Data entries
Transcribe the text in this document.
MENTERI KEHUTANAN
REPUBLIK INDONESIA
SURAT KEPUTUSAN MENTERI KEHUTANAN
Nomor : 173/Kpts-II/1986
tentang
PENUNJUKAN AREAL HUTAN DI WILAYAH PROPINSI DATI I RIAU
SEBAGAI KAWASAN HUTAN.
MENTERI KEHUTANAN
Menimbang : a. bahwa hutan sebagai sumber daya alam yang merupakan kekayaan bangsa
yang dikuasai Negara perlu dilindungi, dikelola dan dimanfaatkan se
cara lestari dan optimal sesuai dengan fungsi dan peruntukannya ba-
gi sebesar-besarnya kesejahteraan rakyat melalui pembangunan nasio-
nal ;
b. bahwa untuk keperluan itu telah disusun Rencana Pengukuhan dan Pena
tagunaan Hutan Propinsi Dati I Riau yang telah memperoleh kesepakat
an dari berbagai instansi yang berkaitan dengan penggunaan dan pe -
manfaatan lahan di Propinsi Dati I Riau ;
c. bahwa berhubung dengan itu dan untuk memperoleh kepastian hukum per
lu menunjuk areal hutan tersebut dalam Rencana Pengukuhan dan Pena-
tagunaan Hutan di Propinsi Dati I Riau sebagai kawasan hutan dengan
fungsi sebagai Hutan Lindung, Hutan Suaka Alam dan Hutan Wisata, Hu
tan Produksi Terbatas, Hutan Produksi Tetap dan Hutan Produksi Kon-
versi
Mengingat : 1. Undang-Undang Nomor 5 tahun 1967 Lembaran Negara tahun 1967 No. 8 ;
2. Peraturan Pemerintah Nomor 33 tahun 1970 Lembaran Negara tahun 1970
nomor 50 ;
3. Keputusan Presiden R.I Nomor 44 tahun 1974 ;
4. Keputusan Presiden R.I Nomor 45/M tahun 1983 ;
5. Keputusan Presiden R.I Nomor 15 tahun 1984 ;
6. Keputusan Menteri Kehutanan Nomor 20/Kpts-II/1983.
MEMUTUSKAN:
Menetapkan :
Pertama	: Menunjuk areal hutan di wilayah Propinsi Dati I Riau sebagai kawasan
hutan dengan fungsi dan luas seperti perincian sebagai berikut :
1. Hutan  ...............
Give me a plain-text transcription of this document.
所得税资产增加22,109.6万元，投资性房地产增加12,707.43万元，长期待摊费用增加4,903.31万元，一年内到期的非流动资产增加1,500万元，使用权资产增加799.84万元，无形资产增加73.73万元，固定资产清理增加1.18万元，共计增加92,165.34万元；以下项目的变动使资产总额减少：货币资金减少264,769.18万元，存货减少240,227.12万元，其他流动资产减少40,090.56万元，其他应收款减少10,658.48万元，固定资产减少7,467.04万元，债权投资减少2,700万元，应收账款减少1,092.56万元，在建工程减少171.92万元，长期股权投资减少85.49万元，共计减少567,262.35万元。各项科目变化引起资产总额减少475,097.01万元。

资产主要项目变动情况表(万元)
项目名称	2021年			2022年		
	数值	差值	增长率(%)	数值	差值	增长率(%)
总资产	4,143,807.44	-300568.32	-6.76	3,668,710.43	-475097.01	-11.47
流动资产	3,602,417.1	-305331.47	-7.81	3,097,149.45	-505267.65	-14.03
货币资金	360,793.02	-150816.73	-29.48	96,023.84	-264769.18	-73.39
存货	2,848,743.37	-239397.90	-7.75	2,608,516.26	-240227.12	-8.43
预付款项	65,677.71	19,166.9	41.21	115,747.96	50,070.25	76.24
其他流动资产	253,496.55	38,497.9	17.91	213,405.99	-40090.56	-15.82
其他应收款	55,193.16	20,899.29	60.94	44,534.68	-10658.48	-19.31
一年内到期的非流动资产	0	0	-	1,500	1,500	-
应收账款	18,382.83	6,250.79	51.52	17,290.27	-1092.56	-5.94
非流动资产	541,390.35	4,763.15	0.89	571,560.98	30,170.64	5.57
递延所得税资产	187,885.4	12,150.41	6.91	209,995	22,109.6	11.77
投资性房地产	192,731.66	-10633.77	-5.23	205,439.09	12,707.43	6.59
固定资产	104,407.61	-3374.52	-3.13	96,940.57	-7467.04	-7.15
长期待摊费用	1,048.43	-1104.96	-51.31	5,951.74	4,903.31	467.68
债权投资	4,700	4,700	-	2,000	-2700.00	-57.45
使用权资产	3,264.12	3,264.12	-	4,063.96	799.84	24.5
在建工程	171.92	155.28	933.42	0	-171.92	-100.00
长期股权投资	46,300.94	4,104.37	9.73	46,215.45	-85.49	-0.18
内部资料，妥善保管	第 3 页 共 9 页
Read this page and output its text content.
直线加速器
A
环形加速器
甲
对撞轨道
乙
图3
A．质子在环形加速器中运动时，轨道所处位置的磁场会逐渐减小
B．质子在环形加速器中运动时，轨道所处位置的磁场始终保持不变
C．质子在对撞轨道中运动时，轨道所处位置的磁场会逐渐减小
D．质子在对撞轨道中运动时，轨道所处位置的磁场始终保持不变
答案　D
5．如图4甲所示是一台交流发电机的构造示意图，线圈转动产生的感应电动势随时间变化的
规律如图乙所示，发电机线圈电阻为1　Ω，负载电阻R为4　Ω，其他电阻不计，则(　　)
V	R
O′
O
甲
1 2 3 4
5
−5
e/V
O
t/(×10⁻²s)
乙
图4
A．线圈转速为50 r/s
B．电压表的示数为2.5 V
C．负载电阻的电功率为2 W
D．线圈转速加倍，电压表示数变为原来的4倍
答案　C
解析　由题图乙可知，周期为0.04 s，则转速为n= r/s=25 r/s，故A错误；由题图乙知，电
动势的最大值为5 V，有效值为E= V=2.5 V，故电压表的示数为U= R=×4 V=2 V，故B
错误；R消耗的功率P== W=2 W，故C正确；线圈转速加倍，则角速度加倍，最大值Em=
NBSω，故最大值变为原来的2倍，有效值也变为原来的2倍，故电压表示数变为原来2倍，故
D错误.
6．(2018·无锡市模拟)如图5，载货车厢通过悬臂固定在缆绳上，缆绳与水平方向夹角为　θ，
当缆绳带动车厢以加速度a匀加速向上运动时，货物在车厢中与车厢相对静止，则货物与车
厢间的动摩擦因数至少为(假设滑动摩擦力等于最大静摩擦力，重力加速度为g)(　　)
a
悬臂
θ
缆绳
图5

**What is asked:** Extract each line holding the word "Kpts" from the records.

**Result of this task:**
Nomor : 173/Kpts-II/1986
6. Keputusan Menteri Kehutanan Nomor 20/Kpts-II/1983.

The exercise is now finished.